▶ _WHAT YOU ARE ASKED TO DO_
All the data should be repeated exactly. Any image in it is left out.

▶ _SOURCE MATERIAL_
※

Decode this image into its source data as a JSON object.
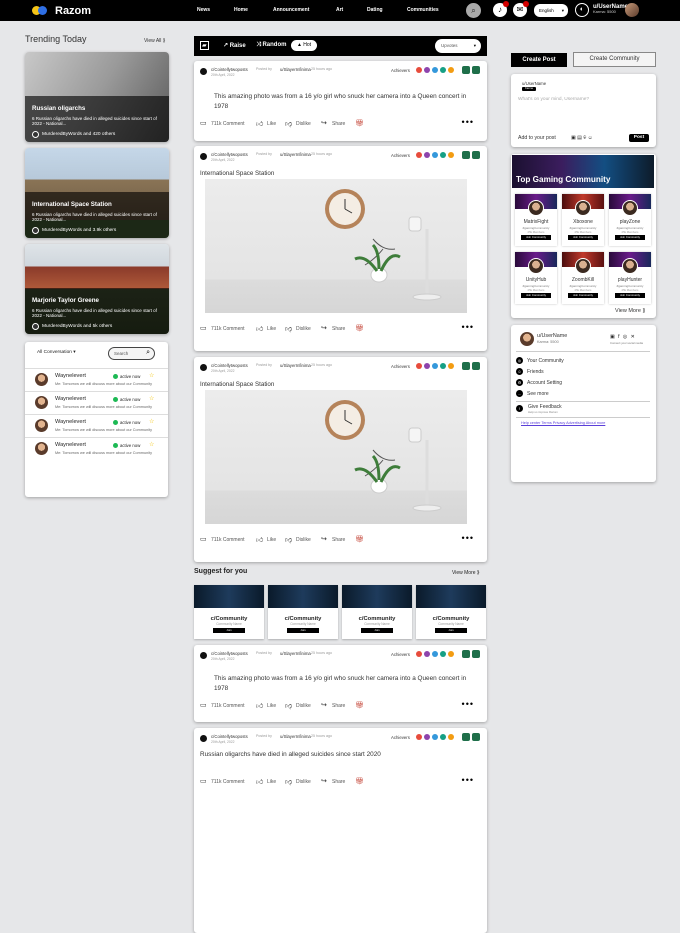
{
  "header": {
    "logo": "Razom",
    "nav": [
      "News",
      "Home",
      "Announcement",
      "Art",
      "Dating",
      "Communities"
    ],
    "language": "English",
    "username": "u/UserName",
    "karma": "Karma: 5500"
  },
  "trending": {
    "title": "Trending Today",
    "view_all": "View All ⟫",
    "cards": [
      {
        "title": "Russian oligarchs",
        "desc": "6 Russian oligarchs have died in alleged suicides since start of 2022 - National...",
        "by": "MurderedByWords and 420 others"
      },
      {
        "title": "International Space Station",
        "desc": "6 Russian oligarchs have died in alleged suicides since start of 2022 - National...",
        "by": "MurderedByWords and 3.9k others"
      },
      {
        "title": "Marjorie Taylor Greene",
        "desc": "6 Russian oligarchs have died in alleged suicides since start of 2022 - National...",
        "by": "MurderedByWords and 5k others"
      }
    ]
  },
  "conversation": {
    "filter": "All Conversation",
    "search_placeholder": "Search",
    "rows": [
      {
        "name": "Waynelevert",
        "status": "active now",
        "msg": "Me: Tomorrow we will discuss more about our Community"
      },
      {
        "name": "Waynelevert",
        "status": "active now",
        "msg": "Me: Tomorrow we will discuss more about our Community"
      },
      {
        "name": "Waynelevert",
        "status": "active now",
        "msg": "Me: Tomorrow we will discuss more about our Community"
      },
      {
        "name": "Waynelevert",
        "status": "active now",
        "msg": "Me: Tomorrow we will discuss more about our Community"
      }
    ]
  },
  "feedbar": {
    "raise": "Raise",
    "random": "Random",
    "hot": "Hot",
    "sort": "Upvotes"
  },
  "post_meta": {
    "community": "c/Cointellytwoposts",
    "posted_by": "Posted by",
    "user": "u/SlayerInfinima",
    "age": "25 hours ago",
    "date": "20th April, 2022",
    "achievers": "Achievers"
  },
  "posts": [
    {
      "text": "This amazing photo was from a 16 y/o girl who snuck her camera into a Queen concert in 1978"
    },
    {
      "title": "International Space Station"
    },
    {
      "title": "International Space Station"
    },
    {
      "text": "This amazing photo was from a 16 y/o girl who snuck her camera into a Queen concert in 1978"
    },
    {
      "text": "Russian oligarchs have died in alleged suicides since start 2020"
    }
  ],
  "actions": {
    "comment": "711k Comment",
    "like": "Like",
    "dislike": "Dislike",
    "share": "Share"
  },
  "suggest": {
    "title": "Suggest for you",
    "view_more": "View More ⟫",
    "card_name": "c/Community",
    "card_sub": "Community Name",
    "card_join": "Join"
  },
  "sidebar": {
    "create_post": "Create Post",
    "create_community": "Create Community",
    "composer_user": "u/UserName",
    "composer_tag": "Karma",
    "composer_placeholder": "What's on your mind, Username?",
    "add_to_post": "Add to your post",
    "post_btn": "Post",
    "gaming_title": "Top Gaming Community",
    "gaming": [
      {
        "name": "MatrixFight",
        "handle": "#gamingCommunity",
        "members": "25k Members",
        "join": "Join Community"
      },
      {
        "name": "Xboxone",
        "handle": "#gamingCommunity",
        "members": "25k Members",
        "join": "Join Community"
      },
      {
        "name": "playZone",
        "handle": "#gamingCommunity",
        "members": "25k Members",
        "join": "Join Community"
      },
      {
        "name": "UnityHub",
        "handle": "#gamingCommunity",
        "members": "25k Members",
        "join": "Join Community"
      },
      {
        "name": "ZoombKill",
        "handle": "#gamingCommunity",
        "members": "25k Members",
        "join": "Join Community"
      },
      {
        "name": "playHunter",
        "handle": "#gamingCommunity",
        "members": "25k Members",
        "join": "Join Community"
      }
    ],
    "gaming_view_more": "View More ⟫",
    "menu_user": "u/UserName",
    "menu_karma": "Karma: 5500",
    "menu_social_caption": "Connect your social media",
    "menu_items": [
      "Your Community",
      "Friends",
      "Account Setting",
      "See more"
    ],
    "feedback": "Give Feedback",
    "feedback_sub": "Help us improve Razom",
    "footer_links": "Help center Terms Privacy Advertising About more"
  }
}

※

▶ _SOLUTION TO THE EXERCISE_
Decode this image into its source data as a JSON object.
{
  "header": {
    "logo": "Razom",
    "nav": [
      "News",
      "Home",
      "Announcement",
      "Art",
      "Dating",
      "Communities"
    ],
    "language": "English",
    "username": "u/UserName",
    "karma": "Karma: 5500"
  },
  "trending": {
    "title": "Trending Today",
    "view_all": "View All ⟫",
    "cards": [
      {
        "title": "Russian oligarchs",
        "desc": "6 Russian oligarchs have died in alleged suicides since start of 2022 - National...",
        "by": "MurderedByWords and 420 others"
      },
      {
        "title": "International Space Station",
        "desc": "6 Russian oligarchs have died in alleged suicides since start of 2022 - National...",
        "by": "MurderedByWords and 3.9k others"
      },
      {
        "title": "Marjorie Taylor Greene",
        "desc": "6 Russian oligarchs have died in alleged suicides since start of 2022 - National...",
        "by": "MurderedByWords and 5k others"
      }
    ]
  },
  "conversation": {
    "filter": "All Conversation",
    "search_placeholder": "Search",
    "rows": [
      {
        "name": "Waynelevert",
        "status": "active now",
        "msg": "Me: Tomorrow we will discuss more about our Community"
      },
      {
        "name": "Waynelevert",
        "status": "active now",
        "msg": "Me: Tomorrow we will discuss more about our Community"
      },
      {
        "name": "Waynelevert",
        "status": "active now",
        "msg": "Me: Tomorrow we will discuss more about our Community"
      },
      {
        "name": "Waynelevert",
        "status": "active now",
        "msg": "Me: Tomorrow we will discuss more about our Community"
      }
    ]
  },
  "feedbar": {
    "raise": "Raise",
    "random": "Random",
    "hot": "Hot",
    "sort": "Upvotes"
  },
  "post_meta": {
    "community": "c/Cointellytwoposts",
    "posted_by": "Posted by",
    "user": "u/SlayerInfinima",
    "age": "25 hours ago",
    "date": "20th April, 2022",
    "achievers": "Achievers"
  },
  "posts": [
    {
      "text": "This amazing photo was from a 16 y/o girl who snuck her camera into a Queen concert in 1978"
    },
    {
      "title": "International Space Station"
    },
    {
      "title": "International Space Station"
    },
    {
      "text": "This amazing photo was from a 16 y/o girl who snuck her camera into a Queen concert in 1978"
    },
    {
      "text": "Russian oligarchs have died in alleged suicides since start 2020"
    }
  ],
  "actions": {
    "comment": "711k Comment",
    "like": "Like",
    "dislike": "Dislike",
    "share": "Share"
  },
  "suggest": {
    "title": "Suggest for you",
    "view_more": "View More ⟫",
    "card_name": "c/Community",
    "card_sub": "Community Name",
    "card_join": "Join"
  },
  "sidebar": {
    "create_post": "Create Post",
    "create_community": "Create Community",
    "composer_user": "u/UserName",
    "composer_tag": "Karma",
    "composer_placeholder": "What's on your mind, Username?",
    "add_to_post": "Add to your post",
    "post_btn": "Post",
    "gaming_title": "Top Gaming Community",
    "gaming": [
      {
        "name": "MatrixFight",
        "handle": "#gamingCommunity",
        "members": "25k Members",
        "join": "Join Community"
      },
      {
        "name": "Xboxone",
        "handle": "#gamingCommunity",
        "members": "25k Members",
        "join": "Join Community"
      },
      {
        "name": "playZone",
        "handle": "#gamingCommunity",
        "members": "25k Members",
        "join": "Join Community"
      },
      {
        "name": "UnityHub",
        "handle": "#gamingCommunity",
        "members": "25k Members",
        "join": "Join Community"
      },
      {
        "name": "ZoombKill",
        "handle": "#gamingCommunity",
        "members": "25k Members",
        "join": "Join Community"
      },
      {
        "name": "playHunter",
        "handle": "#gamingCommunity",
        "members": "25k Members",
        "join": "Join Community"
      }
    ],
    "gaming_view_more": "View More ⟫",
    "menu_user": "u/UserName",
    "menu_karma": "Karma: 5500",
    "menu_social_caption": "Connect your social media",
    "menu_items": [
      "Your Community",
      "Friends",
      "Account Setting",
      "See more"
    ],
    "feedback": "Give Feedback",
    "feedback_sub": "Help us improve Razom",
    "footer_links": "Help center Terms Privacy Advertising About more"
  }
}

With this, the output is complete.